Texte fourni.
━━━━━━━━━━

Claire Marin, Être à sa place

Fiche de l’Observatoire Foi et Culture (OFC) du mercredi 23 mars 2022 à propos de l’ouvrage de Claire Marin : « Être à sa place ».

Dans cet essai, la philosophe Claire Marin confronte l’être humain à ses désirs et à ses capacités d’adaptation. Constamment « déplacé », par le monde qui l’entoure ou par ses sentiments, n’est-il pas toutefois sommé  d’y « trouver sa place » quitte à ne pouvoir la choisir ? « Ça commence parfois par une inquiétude ou un  malaise. On se sent en décalage, on craint d’agir de manière déplacée. On a le sentiment de ne pas « être à  sa place ». Mais qu’est-ce qu’être à sa place, dans sa famille, son couple, son travail ? Quels sont les espaces,  réels ou symboliques, qui nous accueillent ou qui nous rejettent ? Faut-il tenter de conquérir les places qui  nous sont interdites, à cause de notre genre, notre handicap, notre âge, notre origine ethnique ou sociale ?  Peut-être faut-il transformer ces lieux de l’intérieur et s’y créer une place à soi ? »

Dans cet ouvrage passionnant et sensible, Claire Marin explore toutes les places que nous occupons dans la  vie quotidienne, volontairement ou contre notre gré. Il y a aussi les places que nous avons perdues  (l’enfance), celles que nous craignons de perdre. Encore reste-t-il à savoir si l’on finit tous par trouver une  place ou si le propre d’une place n’est pas plutôt d’être sans cesse déplacée, ou de déplacer celui qui croit  pouvoir s’y installer.

━━━━━━━━━━

Matériel fourni.

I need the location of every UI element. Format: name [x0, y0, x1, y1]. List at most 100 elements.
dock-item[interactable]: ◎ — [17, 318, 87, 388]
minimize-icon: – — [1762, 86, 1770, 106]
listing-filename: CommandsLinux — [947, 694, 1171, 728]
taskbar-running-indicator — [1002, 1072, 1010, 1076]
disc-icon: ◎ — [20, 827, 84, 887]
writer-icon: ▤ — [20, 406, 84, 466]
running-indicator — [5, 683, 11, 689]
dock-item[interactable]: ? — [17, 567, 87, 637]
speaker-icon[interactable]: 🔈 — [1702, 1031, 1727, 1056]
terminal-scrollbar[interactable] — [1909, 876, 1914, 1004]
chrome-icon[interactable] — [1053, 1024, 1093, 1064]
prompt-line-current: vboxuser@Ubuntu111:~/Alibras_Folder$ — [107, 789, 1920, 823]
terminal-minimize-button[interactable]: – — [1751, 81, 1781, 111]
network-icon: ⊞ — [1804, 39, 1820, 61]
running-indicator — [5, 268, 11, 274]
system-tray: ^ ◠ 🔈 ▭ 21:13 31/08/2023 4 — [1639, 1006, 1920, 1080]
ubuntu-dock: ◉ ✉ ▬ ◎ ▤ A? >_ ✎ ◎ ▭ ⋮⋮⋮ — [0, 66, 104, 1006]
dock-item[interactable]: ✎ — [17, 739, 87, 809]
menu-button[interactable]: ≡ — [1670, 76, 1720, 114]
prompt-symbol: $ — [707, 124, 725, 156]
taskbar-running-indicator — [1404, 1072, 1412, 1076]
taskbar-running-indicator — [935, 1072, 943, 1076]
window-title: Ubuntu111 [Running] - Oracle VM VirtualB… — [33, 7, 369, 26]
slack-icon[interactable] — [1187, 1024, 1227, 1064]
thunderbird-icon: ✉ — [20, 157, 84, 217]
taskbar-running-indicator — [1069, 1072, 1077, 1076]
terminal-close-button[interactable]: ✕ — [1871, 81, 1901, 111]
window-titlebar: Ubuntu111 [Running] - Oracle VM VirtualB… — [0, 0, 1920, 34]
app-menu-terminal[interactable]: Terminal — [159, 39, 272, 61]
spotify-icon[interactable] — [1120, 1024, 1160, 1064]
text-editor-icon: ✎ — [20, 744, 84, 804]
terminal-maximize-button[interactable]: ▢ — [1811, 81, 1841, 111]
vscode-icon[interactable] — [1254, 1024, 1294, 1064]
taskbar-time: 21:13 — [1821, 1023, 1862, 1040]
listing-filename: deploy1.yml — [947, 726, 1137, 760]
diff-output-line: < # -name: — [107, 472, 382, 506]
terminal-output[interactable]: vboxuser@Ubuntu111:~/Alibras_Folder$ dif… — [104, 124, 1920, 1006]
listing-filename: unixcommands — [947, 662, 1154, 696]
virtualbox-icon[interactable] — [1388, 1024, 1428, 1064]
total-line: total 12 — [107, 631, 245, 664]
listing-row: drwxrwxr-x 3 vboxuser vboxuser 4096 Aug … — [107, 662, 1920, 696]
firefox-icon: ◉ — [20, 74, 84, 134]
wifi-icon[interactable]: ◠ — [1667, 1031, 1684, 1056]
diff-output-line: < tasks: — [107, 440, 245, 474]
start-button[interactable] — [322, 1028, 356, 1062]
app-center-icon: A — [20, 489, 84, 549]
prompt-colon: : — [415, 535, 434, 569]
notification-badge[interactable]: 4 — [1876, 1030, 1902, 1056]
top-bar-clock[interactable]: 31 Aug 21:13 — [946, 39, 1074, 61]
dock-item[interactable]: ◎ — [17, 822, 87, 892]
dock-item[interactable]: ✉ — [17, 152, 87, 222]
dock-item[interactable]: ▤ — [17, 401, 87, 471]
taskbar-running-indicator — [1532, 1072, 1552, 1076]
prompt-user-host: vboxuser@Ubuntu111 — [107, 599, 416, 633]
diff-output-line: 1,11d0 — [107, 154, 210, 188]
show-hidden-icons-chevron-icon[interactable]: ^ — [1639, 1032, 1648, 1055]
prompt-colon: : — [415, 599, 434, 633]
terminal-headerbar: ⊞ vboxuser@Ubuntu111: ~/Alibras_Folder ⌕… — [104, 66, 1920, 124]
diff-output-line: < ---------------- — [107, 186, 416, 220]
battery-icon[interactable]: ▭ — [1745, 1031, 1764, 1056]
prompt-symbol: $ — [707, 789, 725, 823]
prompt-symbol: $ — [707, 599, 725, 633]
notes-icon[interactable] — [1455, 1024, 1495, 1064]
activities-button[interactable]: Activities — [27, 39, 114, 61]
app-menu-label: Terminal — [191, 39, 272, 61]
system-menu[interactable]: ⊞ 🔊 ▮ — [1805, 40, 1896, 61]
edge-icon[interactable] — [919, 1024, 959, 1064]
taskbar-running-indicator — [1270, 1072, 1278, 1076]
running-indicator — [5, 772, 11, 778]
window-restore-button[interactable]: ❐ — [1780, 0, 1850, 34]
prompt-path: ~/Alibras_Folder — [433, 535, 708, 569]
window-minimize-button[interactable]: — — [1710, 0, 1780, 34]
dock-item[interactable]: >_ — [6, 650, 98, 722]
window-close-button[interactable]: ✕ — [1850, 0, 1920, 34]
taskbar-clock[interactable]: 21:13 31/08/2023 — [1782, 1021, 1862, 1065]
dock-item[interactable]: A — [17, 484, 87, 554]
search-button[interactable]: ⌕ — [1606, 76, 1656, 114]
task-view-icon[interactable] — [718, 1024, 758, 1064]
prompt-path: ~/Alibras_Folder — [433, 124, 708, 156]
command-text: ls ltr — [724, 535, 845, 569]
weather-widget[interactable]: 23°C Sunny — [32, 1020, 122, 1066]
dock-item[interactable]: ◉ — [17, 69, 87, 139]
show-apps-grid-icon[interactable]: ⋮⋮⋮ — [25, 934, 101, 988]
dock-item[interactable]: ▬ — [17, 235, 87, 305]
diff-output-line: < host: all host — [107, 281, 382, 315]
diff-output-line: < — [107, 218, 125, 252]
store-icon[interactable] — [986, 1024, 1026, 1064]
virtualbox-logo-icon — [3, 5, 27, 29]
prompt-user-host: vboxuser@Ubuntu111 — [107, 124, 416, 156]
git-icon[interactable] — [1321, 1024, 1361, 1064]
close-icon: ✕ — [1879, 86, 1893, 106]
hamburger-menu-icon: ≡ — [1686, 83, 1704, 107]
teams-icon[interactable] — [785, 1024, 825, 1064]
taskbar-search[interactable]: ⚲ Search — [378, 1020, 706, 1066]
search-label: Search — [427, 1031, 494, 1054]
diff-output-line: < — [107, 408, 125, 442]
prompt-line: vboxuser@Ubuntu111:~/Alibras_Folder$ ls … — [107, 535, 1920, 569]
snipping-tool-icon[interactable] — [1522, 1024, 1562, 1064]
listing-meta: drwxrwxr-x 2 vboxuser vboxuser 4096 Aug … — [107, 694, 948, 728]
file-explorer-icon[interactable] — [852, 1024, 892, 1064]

━━━━━━━━━━

Consignes.
1/ Répondez aux questions suivantes à partir de la fiche consacrée à « Être à sa place » :
(a) De quel jour, de quel mois et de quelle année la fiche de l'Observatoire Foi et Culture est-elle datée ?
(b) Quelle qualité la fiche attribue-t-elle à Claire Marin au début de son deuxième paragraphe ?
(c) Quel exemple de place perdue la fiche indique-t-elle entre parenthèses ?
2/ Poursuivez la fiche consacrée à « Être à sa place » à la suite de sa dernière phrase.

Réponses attendues.
1/
(a) Le mercredi 23 mars 2022.
(b) Celle de philosophe.
(c) L'enfance.

2/
Les chapitres sont courts mais amènent une réflexion riche et profonde. Ce n’est pas un livre à lire d’une  traite. Claire Marin structure ses pensées par des chapitres aux titres évocateurs, ce qui permet de ne pas se  perdre dans les cheminements. Elle fait référence à beaucoup d’écrits littéraires, d’auteurs, et spécifiquement George Perec, Annie Ernaux, Marguerite Duras…

Claire Marin développe divers points. Par exemple sur le comportement de gens qui ne « tiennent pas en  place ». Pour certaines personnes le départ, la fuite même parfois, s’imposent comme une nécessité. Le  besoin d’ailleurs s’appelle liberté. Il faut « dégager », se dégager, se libérer de tous les gages, n’être plus engagé par rien. Partir, c’est exister, au sens étymologique : « sortir de ». S’extraire de ce qui englue dans  une répétition morne. Rompre, c’est se donner une chance, une grâce, se sauver. Ces hommes et ces femmes  qui ne tiennent pas en place manifestent le désir de tout larguer, de tout laisser en plan. C’est le désir de  n’être assigné à aucune place et de se dégager de toute responsabilité. Ne pas tenir en place, c’est refuser  d’être arrimé à un endroit, limité à un rythme, assujetti à une manière de vivre ou de penser. C’est sortir  d’une existence comme d’un filet dans lequel on est pris.

Un chapitre important dans le livre de Claire Marin traite des espaces publics que nous rendons impraticables  pour les personnes en situation de handicap. Cette « épreuve spatiale » (marches trop grandes, place difficile  dans les transports en commun, rampes d’accès inexistantes) a pour conséquence une exclusion, un  empêchement de participer à la vie sociale. Des aménagements matériels vont de pair avec un changement  de représentation. Lorsque des enfants côtoient dès le plus jeune âge d’autres enfants atteints de handicap,  cela désamorce les stéréotypes, en même temps que les appréhensions. Comment une organisation sociale  plus flexible peut-elle offrir à chacun une place. Repenser l’accessibilité, c’est valoriser une dimension  relationnelle. « Faire une place, c’est aussi quelques ajustements simples, comme par exemple inclure une  personne sourde dans les conversations en la regardant quand on parle. C’est aussi laisser parler la personne  atteinte de handicap, ne pas parler à sa place » (p. 69).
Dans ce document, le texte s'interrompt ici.